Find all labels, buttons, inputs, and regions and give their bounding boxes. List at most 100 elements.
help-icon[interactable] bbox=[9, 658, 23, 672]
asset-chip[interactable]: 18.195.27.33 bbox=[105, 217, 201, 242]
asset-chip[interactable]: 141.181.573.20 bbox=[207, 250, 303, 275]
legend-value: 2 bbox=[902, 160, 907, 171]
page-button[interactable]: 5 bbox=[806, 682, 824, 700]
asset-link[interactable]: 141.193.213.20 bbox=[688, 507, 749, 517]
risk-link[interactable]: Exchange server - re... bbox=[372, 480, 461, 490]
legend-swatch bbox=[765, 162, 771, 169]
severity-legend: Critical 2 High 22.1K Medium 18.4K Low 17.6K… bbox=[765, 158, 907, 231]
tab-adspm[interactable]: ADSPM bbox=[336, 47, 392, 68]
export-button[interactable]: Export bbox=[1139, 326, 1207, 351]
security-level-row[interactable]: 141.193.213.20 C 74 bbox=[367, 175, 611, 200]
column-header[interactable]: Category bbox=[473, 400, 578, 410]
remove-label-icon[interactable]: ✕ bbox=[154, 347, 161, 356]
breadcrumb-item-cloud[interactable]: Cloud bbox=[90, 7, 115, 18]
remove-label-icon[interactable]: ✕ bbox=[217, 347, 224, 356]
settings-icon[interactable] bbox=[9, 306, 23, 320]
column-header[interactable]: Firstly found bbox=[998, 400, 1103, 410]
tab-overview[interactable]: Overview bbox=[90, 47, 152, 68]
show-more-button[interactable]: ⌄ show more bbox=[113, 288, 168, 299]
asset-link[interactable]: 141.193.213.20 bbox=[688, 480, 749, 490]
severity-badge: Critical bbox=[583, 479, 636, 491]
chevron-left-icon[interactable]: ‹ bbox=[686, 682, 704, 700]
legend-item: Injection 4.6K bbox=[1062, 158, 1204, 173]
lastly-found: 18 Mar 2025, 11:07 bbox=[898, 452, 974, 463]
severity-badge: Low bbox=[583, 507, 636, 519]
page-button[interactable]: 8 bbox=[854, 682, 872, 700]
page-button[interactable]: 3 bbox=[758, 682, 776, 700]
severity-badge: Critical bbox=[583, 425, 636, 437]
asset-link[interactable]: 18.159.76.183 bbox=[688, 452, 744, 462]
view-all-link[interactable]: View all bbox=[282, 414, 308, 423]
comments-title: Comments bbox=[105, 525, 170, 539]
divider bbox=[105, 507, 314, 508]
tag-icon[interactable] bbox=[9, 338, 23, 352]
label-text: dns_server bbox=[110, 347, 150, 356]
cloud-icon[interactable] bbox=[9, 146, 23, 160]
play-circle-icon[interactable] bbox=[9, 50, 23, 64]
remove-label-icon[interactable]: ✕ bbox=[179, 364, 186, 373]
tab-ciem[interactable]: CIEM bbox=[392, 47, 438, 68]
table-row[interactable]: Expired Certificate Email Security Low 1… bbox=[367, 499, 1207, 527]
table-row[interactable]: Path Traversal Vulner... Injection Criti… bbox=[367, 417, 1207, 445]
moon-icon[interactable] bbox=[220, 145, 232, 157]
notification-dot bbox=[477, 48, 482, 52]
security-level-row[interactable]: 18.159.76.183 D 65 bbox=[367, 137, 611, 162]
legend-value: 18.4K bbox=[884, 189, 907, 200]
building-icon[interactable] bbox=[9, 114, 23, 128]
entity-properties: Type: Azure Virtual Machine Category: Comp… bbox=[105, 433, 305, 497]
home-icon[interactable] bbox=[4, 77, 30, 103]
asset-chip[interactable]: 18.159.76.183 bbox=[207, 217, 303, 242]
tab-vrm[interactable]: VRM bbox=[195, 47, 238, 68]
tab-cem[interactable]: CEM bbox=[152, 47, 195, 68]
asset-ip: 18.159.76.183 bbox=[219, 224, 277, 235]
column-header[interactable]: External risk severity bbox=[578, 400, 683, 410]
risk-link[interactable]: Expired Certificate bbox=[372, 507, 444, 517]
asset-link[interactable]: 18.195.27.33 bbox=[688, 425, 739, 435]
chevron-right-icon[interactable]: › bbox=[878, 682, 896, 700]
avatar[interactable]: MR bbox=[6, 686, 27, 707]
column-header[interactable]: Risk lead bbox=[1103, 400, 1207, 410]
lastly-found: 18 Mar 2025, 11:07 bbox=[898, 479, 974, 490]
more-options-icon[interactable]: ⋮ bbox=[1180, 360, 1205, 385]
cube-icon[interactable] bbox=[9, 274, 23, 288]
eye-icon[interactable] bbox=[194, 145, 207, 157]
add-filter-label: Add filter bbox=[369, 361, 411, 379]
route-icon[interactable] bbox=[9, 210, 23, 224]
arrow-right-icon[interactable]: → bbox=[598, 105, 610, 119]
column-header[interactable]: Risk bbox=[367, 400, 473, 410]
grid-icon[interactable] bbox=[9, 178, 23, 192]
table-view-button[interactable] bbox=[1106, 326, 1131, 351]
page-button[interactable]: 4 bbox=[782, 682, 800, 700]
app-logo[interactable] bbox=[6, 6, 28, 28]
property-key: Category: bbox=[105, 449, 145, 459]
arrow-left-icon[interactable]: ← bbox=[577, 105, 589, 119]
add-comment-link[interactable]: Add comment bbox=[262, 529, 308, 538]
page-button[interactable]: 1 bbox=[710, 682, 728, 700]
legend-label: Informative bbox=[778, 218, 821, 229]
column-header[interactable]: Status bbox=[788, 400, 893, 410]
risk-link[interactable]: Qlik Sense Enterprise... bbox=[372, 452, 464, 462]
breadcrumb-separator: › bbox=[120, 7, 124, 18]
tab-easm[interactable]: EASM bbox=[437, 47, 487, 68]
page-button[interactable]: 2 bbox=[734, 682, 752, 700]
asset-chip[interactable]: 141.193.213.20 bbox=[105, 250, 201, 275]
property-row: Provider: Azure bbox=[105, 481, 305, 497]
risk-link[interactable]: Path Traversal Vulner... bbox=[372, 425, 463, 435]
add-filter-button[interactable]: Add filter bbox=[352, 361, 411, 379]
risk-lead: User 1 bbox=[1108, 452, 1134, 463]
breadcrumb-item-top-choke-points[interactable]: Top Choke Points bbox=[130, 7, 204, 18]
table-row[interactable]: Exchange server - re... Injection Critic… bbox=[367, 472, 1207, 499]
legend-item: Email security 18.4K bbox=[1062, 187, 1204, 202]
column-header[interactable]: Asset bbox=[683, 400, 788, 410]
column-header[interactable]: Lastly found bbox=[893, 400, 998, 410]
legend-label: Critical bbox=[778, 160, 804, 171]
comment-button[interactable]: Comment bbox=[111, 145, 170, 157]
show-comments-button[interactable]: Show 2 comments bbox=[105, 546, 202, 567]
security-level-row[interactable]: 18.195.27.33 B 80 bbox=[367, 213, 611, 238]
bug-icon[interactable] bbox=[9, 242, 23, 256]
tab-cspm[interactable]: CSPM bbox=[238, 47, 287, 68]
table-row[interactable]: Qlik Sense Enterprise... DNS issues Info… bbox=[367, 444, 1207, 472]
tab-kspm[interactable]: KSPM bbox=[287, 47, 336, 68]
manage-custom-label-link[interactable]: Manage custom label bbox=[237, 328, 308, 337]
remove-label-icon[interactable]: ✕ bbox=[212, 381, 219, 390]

Written request:
Count the lines in the records above that contain the string "Certificate", with letter case taken into account. Give only the number.

Response to the exercise:
2